JOB
Can you transcribe every record below exactly as it appears?

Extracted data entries
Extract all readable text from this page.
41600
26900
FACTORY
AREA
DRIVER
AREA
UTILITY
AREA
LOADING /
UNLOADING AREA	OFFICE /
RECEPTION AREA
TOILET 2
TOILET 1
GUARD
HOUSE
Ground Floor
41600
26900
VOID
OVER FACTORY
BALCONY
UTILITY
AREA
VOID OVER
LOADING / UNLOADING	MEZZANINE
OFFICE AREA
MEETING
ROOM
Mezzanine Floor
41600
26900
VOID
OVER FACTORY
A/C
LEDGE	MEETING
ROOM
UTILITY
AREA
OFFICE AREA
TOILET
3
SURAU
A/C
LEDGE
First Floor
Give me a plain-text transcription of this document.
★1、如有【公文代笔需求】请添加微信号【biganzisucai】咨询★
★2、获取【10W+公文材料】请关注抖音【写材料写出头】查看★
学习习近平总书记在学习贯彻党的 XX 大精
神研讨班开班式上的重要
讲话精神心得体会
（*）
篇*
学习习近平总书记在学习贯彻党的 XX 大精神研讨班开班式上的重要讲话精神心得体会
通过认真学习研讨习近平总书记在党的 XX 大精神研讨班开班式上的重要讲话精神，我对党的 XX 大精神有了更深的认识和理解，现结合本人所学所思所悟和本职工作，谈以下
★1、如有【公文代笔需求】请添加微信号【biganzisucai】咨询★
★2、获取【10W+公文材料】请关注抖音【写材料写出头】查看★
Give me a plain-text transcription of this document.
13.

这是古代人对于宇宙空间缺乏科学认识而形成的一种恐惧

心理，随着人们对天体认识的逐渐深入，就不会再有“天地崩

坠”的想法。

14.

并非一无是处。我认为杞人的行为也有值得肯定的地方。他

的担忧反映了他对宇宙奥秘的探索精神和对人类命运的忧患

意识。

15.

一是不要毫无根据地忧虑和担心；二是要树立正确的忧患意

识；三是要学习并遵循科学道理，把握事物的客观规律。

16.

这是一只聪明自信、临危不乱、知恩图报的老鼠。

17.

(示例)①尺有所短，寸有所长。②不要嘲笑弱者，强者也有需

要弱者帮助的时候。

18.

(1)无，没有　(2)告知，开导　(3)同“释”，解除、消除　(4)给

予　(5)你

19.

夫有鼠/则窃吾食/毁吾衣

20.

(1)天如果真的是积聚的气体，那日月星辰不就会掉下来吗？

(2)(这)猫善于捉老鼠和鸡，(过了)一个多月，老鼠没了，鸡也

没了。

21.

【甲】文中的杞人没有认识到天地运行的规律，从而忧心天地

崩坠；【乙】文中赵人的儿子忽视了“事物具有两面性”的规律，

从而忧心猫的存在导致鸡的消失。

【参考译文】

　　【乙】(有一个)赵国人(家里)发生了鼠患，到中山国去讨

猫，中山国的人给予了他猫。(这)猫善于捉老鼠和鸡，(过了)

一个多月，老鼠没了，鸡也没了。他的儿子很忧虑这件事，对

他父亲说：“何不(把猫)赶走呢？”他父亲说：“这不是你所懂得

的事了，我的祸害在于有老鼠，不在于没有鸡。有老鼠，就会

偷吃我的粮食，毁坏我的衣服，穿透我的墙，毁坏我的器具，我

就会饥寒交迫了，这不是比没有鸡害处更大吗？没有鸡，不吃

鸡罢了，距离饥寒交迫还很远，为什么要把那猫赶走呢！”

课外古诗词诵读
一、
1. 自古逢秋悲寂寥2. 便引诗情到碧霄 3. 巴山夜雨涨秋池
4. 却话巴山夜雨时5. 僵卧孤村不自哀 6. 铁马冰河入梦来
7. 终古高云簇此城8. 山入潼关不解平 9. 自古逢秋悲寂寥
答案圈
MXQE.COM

SOLVED PROBLEM
Extract all readable text from this page.
41600
26900
FACTORY
AREA
DRIVER
AREA
UTILITY
AREA
LOADING /
UNLOADING AREA	OFFICE /
RECEPTION AREA
TOILET 2
TOILET 1
GUARD
HOUSE
Ground Floor
41600
26900
VOID
OVER FACTORY
BALCONY
UTILITY
AREA
VOID OVER
LOADING / UNLOADING	MEZZANINE
OFFICE AREA
MEETING
ROOM
Mezzanine Floor
41600
26900
VOID
OVER FACTORY
A/C
LEDGE	MEETING
ROOM
UTILITY
AREA
OFFICE AREA
TOILET
3
SURAU
A/C
LEDGE
First Floor
Give me a plain-text transcription of this document.
★1、如有【公文代笔需求】请添加微信号【biganzisucai】咨询★
★2、获取【10W+公文材料】请关注抖音【写材料写出头】查看★
学习习近平总书记在学习贯彻党的 XX 大精
神研讨班开班式上的重要
讲话精神心得体会
（*）
篇*
学习习近平总书记在学习贯彻党的 XX 大精神研讨班开班式上的重要讲话精神心得体会
通过认真学习研讨习近平总书记在党的 XX 大精神研讨班开班式上的重要讲话精神，我对党的 XX 大精神有了更深的认识和理解，现结合本人所学所思所悟和本职工作，谈以下
★1、如有【公文代笔需求】请添加微信号【biganzisucai】咨询★
★2、获取【10W+公文材料】请关注抖音【写材料写出头】查看★
Give me a plain-text transcription of this document.
13.

这是古代人对于宇宙空间缺乏科学认识而形成的一种恐惧

心理，随着人们对天体认识的逐渐深入，就不会再有“天地崩

坠”的想法。

14.

并非一无是处。我认为杞人的行为也有值得肯定的地方。他

的担忧反映了他对宇宙奥秘的探索精神和对人类命运的忧患

意识。

15.

一是不要毫无根据地忧虑和担心；二是要树立正确的忧患意

识；三是要学习并遵循科学道理，把握事物的客观规律。

16.

这是一只聪明自信、临危不乱、知恩图报的老鼠。

17.

(示例)①尺有所短，寸有所长。②不要嘲笑弱者，强者也有需

要弱者帮助的时候。

18.

(1)无，没有　(2)告知，开导　(3)同“释”，解除、消除　(4)给

予　(5)你

19.

夫有鼠/则窃吾食/毁吾衣

20.

(1)天如果真的是积聚的气体，那日月星辰不就会掉下来吗？

(2)(这)猫善于捉老鼠和鸡，(过了)一个多月，老鼠没了，鸡也

没了。

21.

【甲】文中的杞人没有认识到天地运行的规律，从而忧心天地

崩坠；【乙】文中赵人的儿子忽视了“事物具有两面性”的规律，

从而忧心猫的存在导致鸡的消失。

【参考译文】

　　【乙】(有一个)赵国人(家里)发生了鼠患，到中山国去讨

猫，中山国的人给予了他猫。(这)猫善于捉老鼠和鸡，(过了)

一个多月，老鼠没了，鸡也没了。他的儿子很忧虑这件事，对

他父亲说：“何不(把猫)赶走呢？”他父亲说：“这不是你所懂得

的事了，我的祸害在于有老鼠，不在于没有鸡。有老鼠，就会

偷吃我的粮食，毁坏我的衣服，穿透我的墙，毁坏我的器具，我

就会饥寒交迫了，这不是比没有鸡害处更大吗？没有鸡，不吃

鸡罢了，距离饥寒交迫还很远，为什么要把那猫赶走呢！”

课外古诗词诵读
一、
1. 自古逢秋悲寂寥2. 便引诗情到碧霄 3. 巴山夜雨涨秋池
4. 却话巴山夜雨时5. 僵卧孤村不自哀 6. 铁马冰河入梦来
7. 终古高云簇此城8. 山入潼关不解平 9. 自古逢秋悲寂寥
答案圈
MXQE.COM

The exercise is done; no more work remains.